**What to work on:** For the data that follows, give the number of lines in which "Kadenbach" appears. Add nothing to it.

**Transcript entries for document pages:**
BEGIN

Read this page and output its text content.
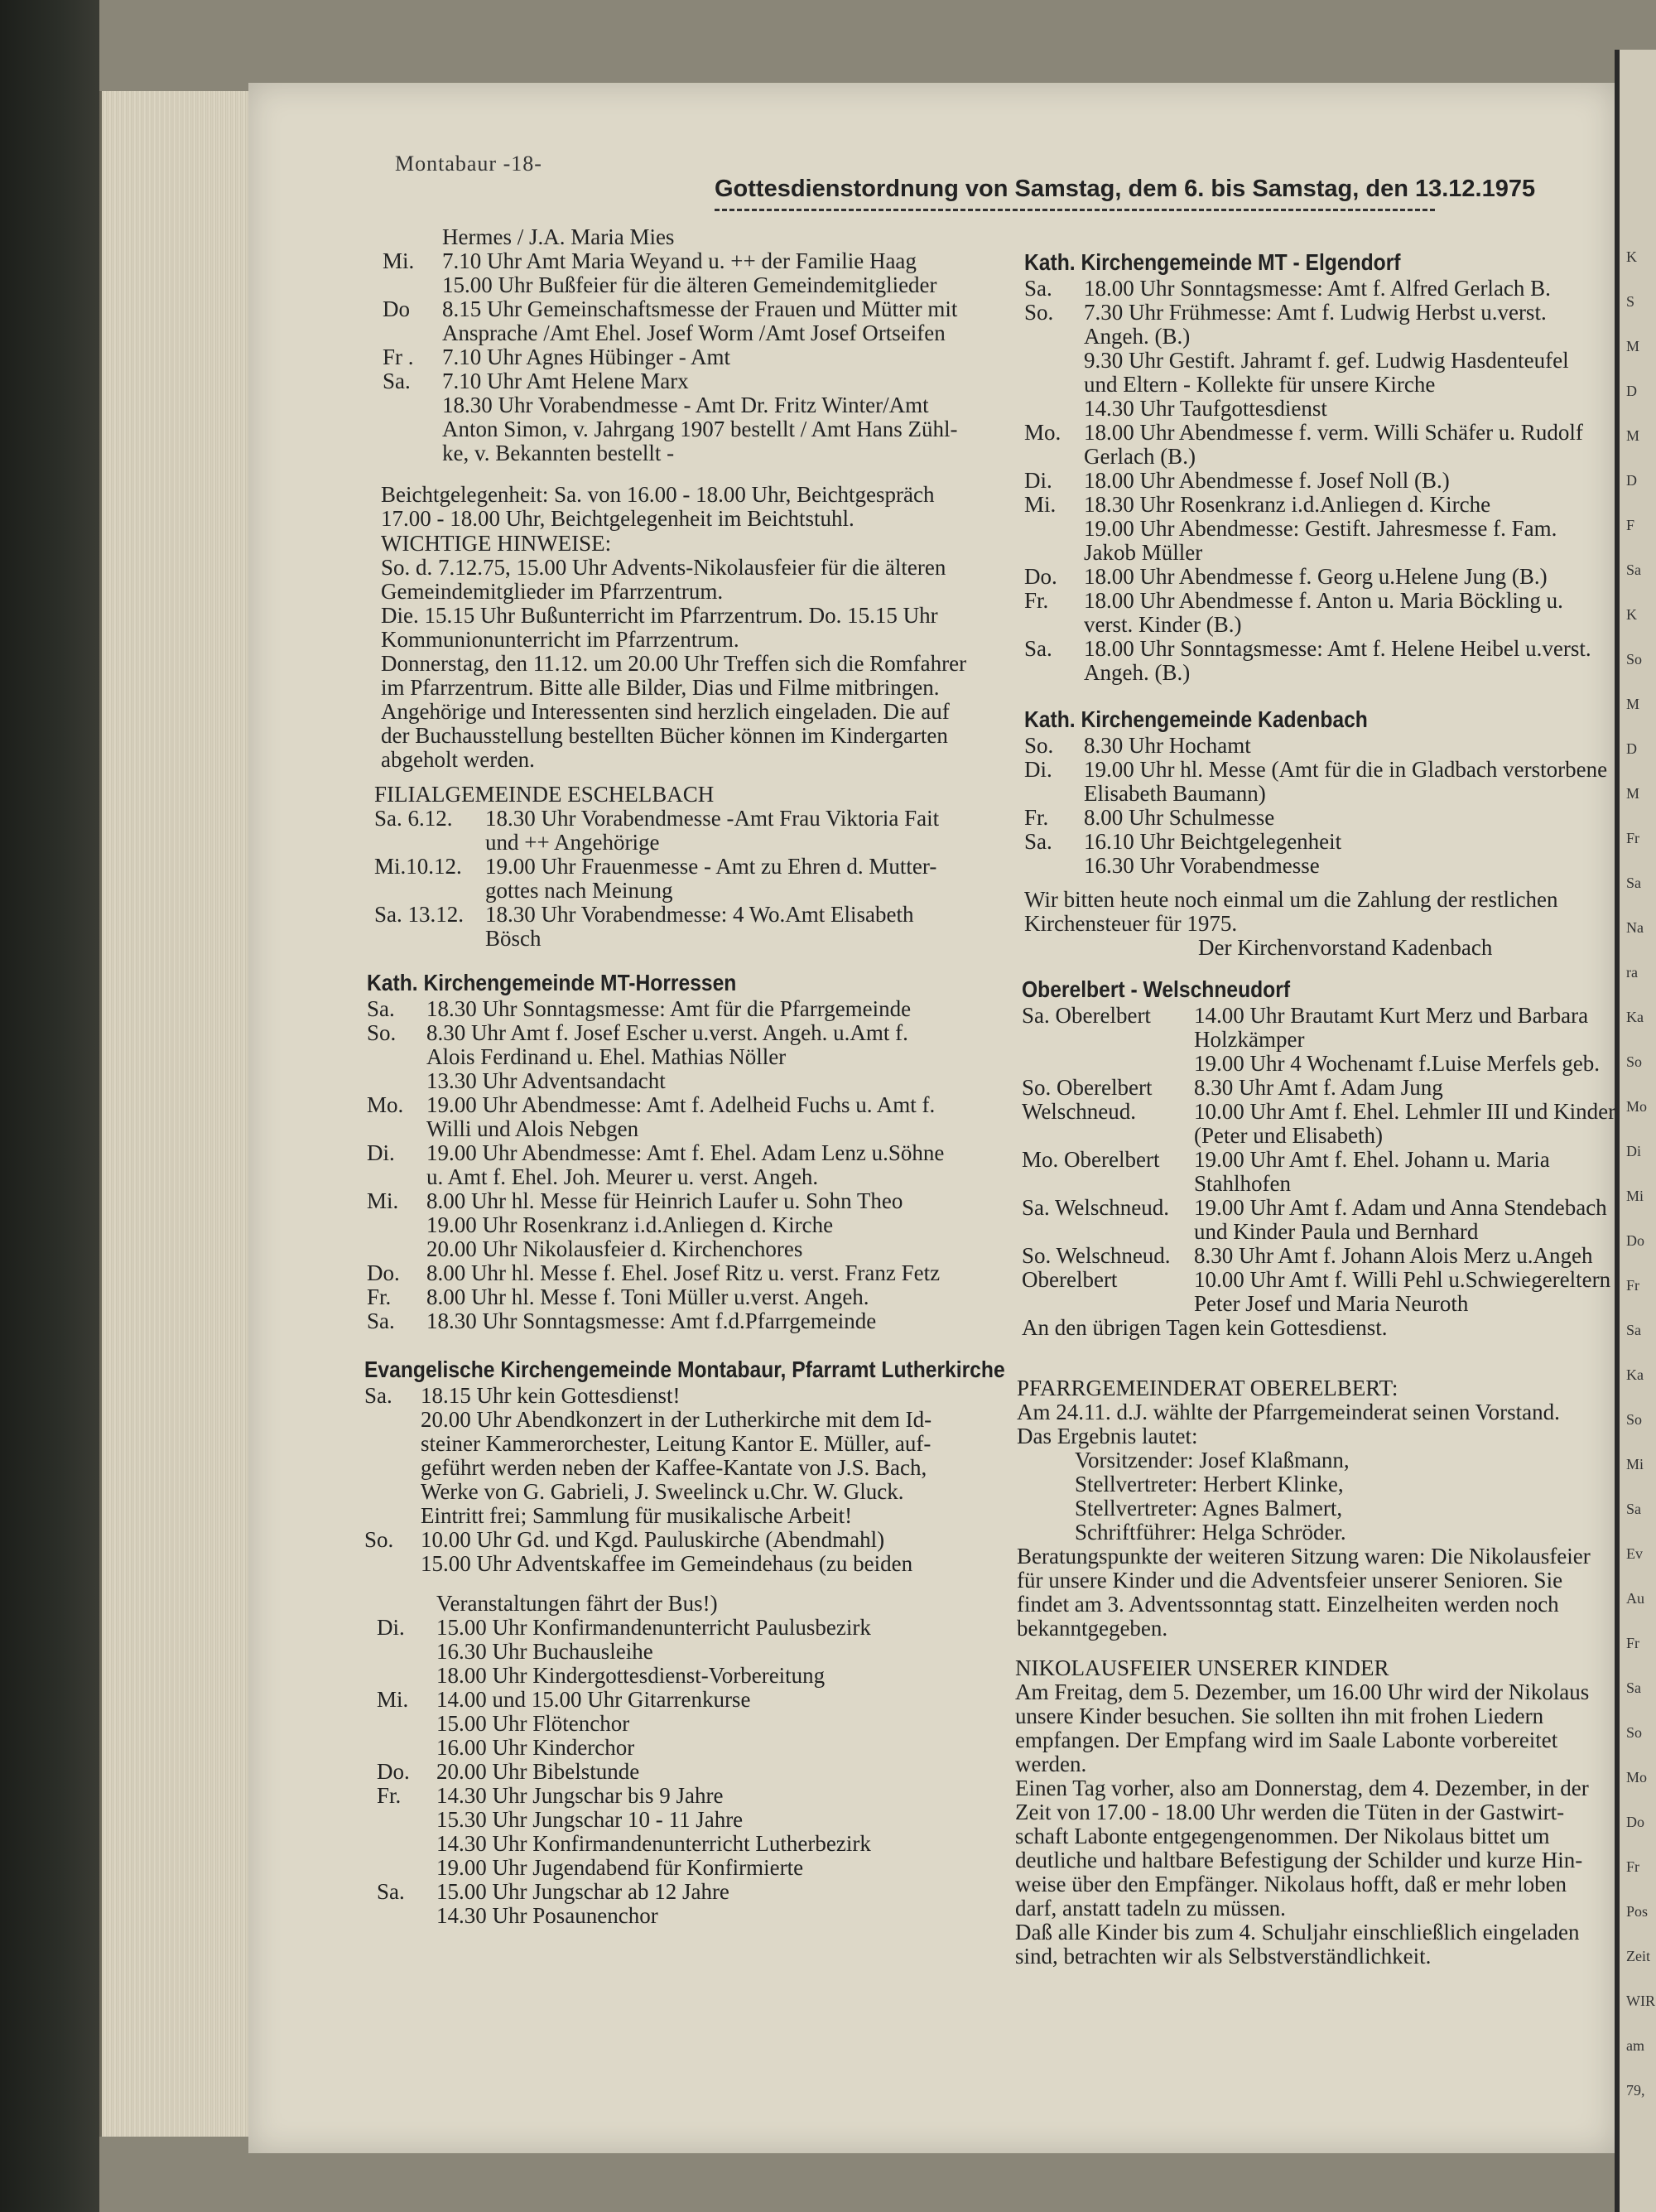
K
S
M
D
M
D
F
Sa
K
So
M
D
M
Fr
Sa
Na
ra
Ka
So
Mo
Di
Mi
Do
Fr
Sa
Ka
So
Mi
Sa
Ev
Au
Fr
Sa
So
Mo
Do
Fr
Pos
Zeit
WIR
am
79,
Montabaur -18-
Gottesdienstordnung von Samstag, dem 6. bis Samstag, den 13.12.1975
Hermes / J.A. Maria Mies
Mi.	7.10 Uhr Amt Maria Weyand u. ++ der Familie Haag
15.00 Uhr Bußfeier für die älteren Gemeindemitglieder
Do	8.15 Uhr Gemeinschaftsmesse der Frauen und Mütter mit
Ansprache /Amt Ehel. Josef Worm /Amt Josef Ortseifen
Fr .	7.10 Uhr Agnes Hübinger - Amt
Sa.	7.10 Uhr Amt Helene Marx
18.30 Uhr Vorabendmesse - Amt Dr. Fritz Winter/Amt
Anton Simon, v. Jahrgang 1907 bestellt / Amt Hans Zühl-
ke, v. Bekannten bestellt -
Beichtgelegenheit: Sa. von 16.00 - 18.00 Uhr, Beichtgespräch
17.00 - 18.00 Uhr, Beichtgelegenheit im Beichtstuhl.
WICHTIGE HINWEISE:
So. d. 7.12.75, 15.00 Uhr Advents-Nikolausfeier für die älteren
Gemeindemitglieder im Pfarrzentrum.
Die. 15.15 Uhr Bußunterricht im Pfarrzentrum. Do. 15.15 Uhr
Kommunionunterricht im Pfarrzentrum.
Donnerstag, den 11.12. um 20.00 Uhr Treffen sich die Romfahrer
im Pfarrzentrum. Bitte alle Bilder, Dias und Filme mitbringen.
Angehörige und Interessenten sind herzlich eingeladen. Die auf
der Buchausstellung bestellten Bücher können im Kindergarten
abgeholt werden.
FILIALGEMEINDE ESCHELBACH
Sa. 6.12.	18.30 Uhr Vorabendmesse -Amt Frau Viktoria Fait
und ++ Angehörige
Mi.10.12.	19.00 Uhr Frauenmesse - Amt zu Ehren d. Mutter-
gottes nach Meinung
Sa. 13.12. 18.30 Uhr Vorabendmesse: 4 Wo.Amt Elisabeth
Bösch
Kath. Kirchengemeinde MT-Horressen
Sa.	18.30 Uhr Sonntagsmesse: Amt für die Pfarrgemeinde
So.	8.30 Uhr Amt f. Josef Escher u.verst. Angeh. u.Amt f.
Alois Ferdinand u. Ehel. Mathias Nöller
13.30 Uhr Adventsandacht
Mo.	19.00 Uhr Abendmesse: Amt f. Adelheid Fuchs u. Amt f.
Willi und Alois Nebgen
Di.	19.00 Uhr Abendmesse: Amt f. Ehel. Adam Lenz u.Söhne
u. Amt f. Ehel. Joh. Meurer u. verst. Angeh.
Mi.	8.00 Uhr hl. Messe für Heinrich Laufer u. Sohn Theo
19.00 Uhr Rosenkranz i.d.Anliegen d. Kirche
20.00 Uhr Nikolausfeier d. Kirchenchores
Do.	8.00 Uhr hl. Messe f. Ehel. Josef Ritz u. verst. Franz Fetz
Fr.	8.00 Uhr hl. Messe f. Toni Müller u.verst. Angeh.
Sa.	18.30 Uhr Sonntagsmesse: Amt f.d.Pfarrgemeinde
Evangelische Kirchengemeinde Montabaur, Pfarramt Lutherkirche
Sa.	18.15 Uhr kein Gottesdienst!
20.00 Uhr Abendkonzert in der Lutherkirche mit dem Id-
steiner Kammerorchester, Leitung Kantor E. Müller, auf-
geführt werden neben der Kaffee-Kantate von J.S. Bach,
Werke von G. Gabrieli, J. Sweelinck u.Chr. W. Gluck.
Eintritt frei; Sammlung für musikalische Arbeit!
So.	10.00 Uhr Gd. und Kgd. Pauluskirche (Abendmahl)
15.00 Uhr Adventskaffee im Gemeindehaus (zu beiden
Veranstaltungen fährt der Bus!)
Di.	15.00 Uhr Konfirmandenunterricht Paulusbezirk
16.30 Uhr Buchausleihe
18.00 Uhr Kindergottesdienst-Vorbereitung
Mi.	14.00 und 15.00 Uhr Gitarrenkurse
15.00 Uhr Flötenchor
16.00 Uhr Kinderchor
Do.	20.00 Uhr Bibelstunde
Fr.	14.30 Uhr Jungschar bis 9 Jahre
15.30 Uhr Jungschar 10 - 11 Jahre
14.30 Uhr Konfirmandenunterricht Lutherbezirk
19.00 Uhr Jugendabend für Konfirmierte
Sa.	15.00 Uhr Jungschar ab 12 Jahre
14.30 Uhr Posaunenchor
Kath. Kirchengemeinde MT - Elgendorf
Sa.	18.00 Uhr Sonntagsmesse: Amt f. Alfred Gerlach B.
So.	7.30 Uhr Frühmesse: Amt f. Ludwig Herbst u.verst.
Angeh. (B.)
9.30 Uhr Gestift. Jahramt f. gef. Ludwig Hasdenteufel
und Eltern - Kollekte für unsere Kirche
14.30 Uhr Taufgottesdienst
Mo.	18.00 Uhr Abendmesse f. verm. Willi Schäfer u. Rudolf
Gerlach (B.)
Di.	18.00 Uhr Abendmesse f. Josef Noll (B.)
Mi.	18.30 Uhr Rosenkranz i.d.Anliegen d. Kirche
19.00 Uhr Abendmesse: Gestift. Jahresmesse f. Fam.
Jakob Müller
Do.	18.00 Uhr Abendmesse f. Georg u.Helene Jung (B.)
Fr.	18.00 Uhr Abendmesse f. Anton u. Maria Böckling u.
verst. Kinder (B.)
Sa.	18.00 Uhr Sonntagsmesse: Amt f. Helene Heibel u.verst.
Angeh. (B.)
Kath. Kirchengemeinde Kadenbach
So.	8.30 Uhr Hochamt
Di.	19.00 Uhr hl. Messe (Amt für die in Gladbach verstorbene
Elisabeth Baumann)
Fr.	8.00 Uhr Schulmesse
Sa.	16.10 Uhr Beichtgelegenheit
16.30 Uhr Vorabendmesse
Wir bitten heute noch einmal um die Zahlung der restlichen
Kirchensteuer für 1975.
Der Kirchenvorstand Kadenbach
Oberelbert - Welschneudorf
Sa. Oberelbert	14.00 Uhr Brautamt Kurt Merz und Barbara
Holzkämper
19.00 Uhr 4 Wochenamt f.Luise Merfels geb.
So. Oberelbert	8.30 Uhr Amt f. Adam Jung
Welschneud.	10.00 Uhr Amt f. Ehel. Lehmler III und Kinder
(Peter und Elisabeth)
Mo. Oberelbert	19.00 Uhr Amt f. Ehel. Johann u. Maria
Stahlhofen
Sa. Welschneud.	19.00 Uhr Amt f. Adam und Anna Stendebach
und Kinder Paula und Bernhard
So. Welschneud.	8.30 Uhr Amt f. Johann Alois Merz u.Angeh
Oberelbert	10.00 Uhr Amt f. Willi Pehl u.Schwiegereltern
Peter Josef und Maria Neuroth
An den übrigen Tagen kein Gottesdienst.
PFARRGEMEINDERAT OBERELBERT:
Am 24.11. d.J. wählte der Pfarrgemeinderat seinen Vorstand.
Das Ergebnis lautet:
Vorsitzender: Josef Klaßmann,
Stellvertreter: Herbert Klinke,
Stellvertreter: Agnes Balmert,
Schriftführer: Helga Schröder.
Beratungspunkte der weiteren Sitzung waren: Die Nikolausfeier
für unsere Kinder und die Adventsfeier unserer Senioren. Sie
findet am 3. Adventssonntag statt. Einzelheiten werden noch
bekanntgegeben.
NIKOLAUSFEIER UNSERER KINDER
Am Freitag, dem 5. Dezember, um 16.00 Uhr wird der Nikolaus
unsere Kinder besuchen. Sie sollten ihn mit frohen Liedern
empfangen. Der Empfang wird im Saale Labonte vorbereitet
werden.
Einen Tag vorher, also am Donnerstag, dem 4. Dezember, in der
Zeit von 17.00 - 18.00 Uhr werden die Tüten in der Gastwirt-
schaft Labonte entgegengenommen. Der Nikolaus bittet um
deutliche und haltbare Befestigung der Schilder und kurze Hin-
weise über den Empfänger. Nikolaus hofft, daß er mehr loben
darf, anstatt tadeln zu müssen.
Daß alle Kinder bis zum 4. Schuljahr einschließlich eingeladen
sind, betrachten wir als Selbstverständlichkeit.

END

**Exercise answer:** 2